▶ [Instructions for the task]:
Output the material word for word. Leave each picture out.

▶ [Entries]:
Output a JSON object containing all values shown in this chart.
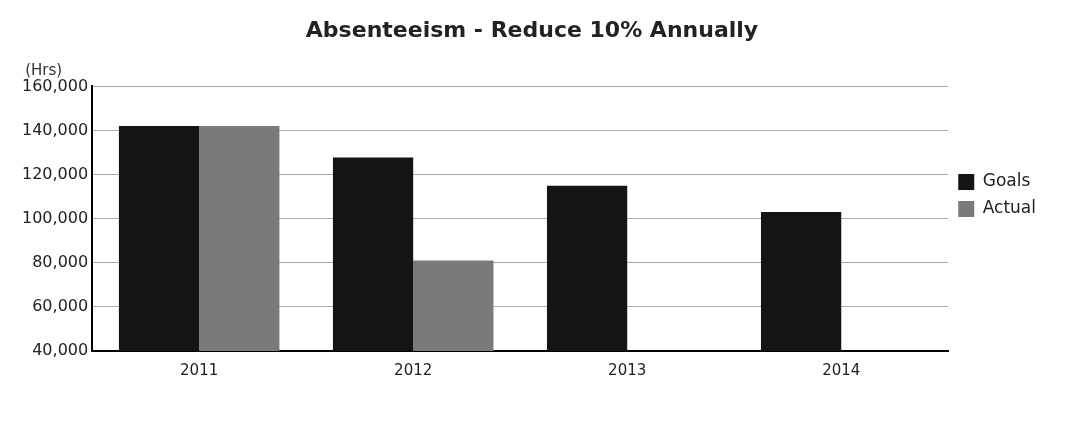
{
  "chart_data": {
    "type": "bar",
    "title": "Absenteeism - Reduce 10% Annually",
    "ylabel": "(Hrs)",
    "categories": [
      "2011",
      "2012",
      "2013",
      "2014"
    ],
    "series": [
      {
        "name": "Goals",
        "color": "#141414",
        "values": [
          142000,
          127800,
          115000,
          103000
        ]
      },
      {
        "name": "Actual",
        "color": "#7a7a7a",
        "values": [
          142000,
          81000,
          null,
          null
        ]
      }
    ],
    "ylim": [
      40000,
      160000
    ],
    "yticks": [
      {
        "value": 40000,
        "label": "40,000"
      },
      {
        "value": 60000,
        "label": "60,000"
      },
      {
        "value": 80000,
        "label": "80,000"
      },
      {
        "value": 100000,
        "label": "100,000"
      },
      {
        "value": 120000,
        "label": "120,000"
      },
      {
        "value": 140000,
        "label": "140,000"
      },
      {
        "value": 160000,
        "label": "160,000"
      }
    ],
    "grid": "y",
    "legend": "right"
  }
}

▶ [Complete output]:
Output a JSON object containing all values shown in this chart.
{
  "chart_data": {
    "type": "bar",
    "title": "Absenteeism - Reduce 10% Annually",
    "ylabel": "(Hrs)",
    "categories": [
      "2011",
      "2012",
      "2013",
      "2014"
    ],
    "series": [
      {
        "name": "Goals",
        "color": "#141414",
        "values": [
          142000,
          127800,
          115000,
          103000
        ]
      },
      {
        "name": "Actual",
        "color": "#7a7a7a",
        "values": [
          142000,
          81000,
          null,
          null
        ]
      }
    ],
    "ylim": [
      40000,
      160000
    ],
    "yticks": [
      {
        "value": 40000,
        "label": "40,000"
      },
      {
        "value": 60000,
        "label": "60,000"
      },
      {
        "value": 80000,
        "label": "80,000"
      },
      {
        "value": 100000,
        "label": "100,000"
      },
      {
        "value": 120000,
        "label": "120,000"
      },
      {
        "value": 140000,
        "label": "140,000"
      },
      {
        "value": 160000,
        "label": "160,000"
      }
    ],
    "grid": "y",
    "legend": "right"
  }
}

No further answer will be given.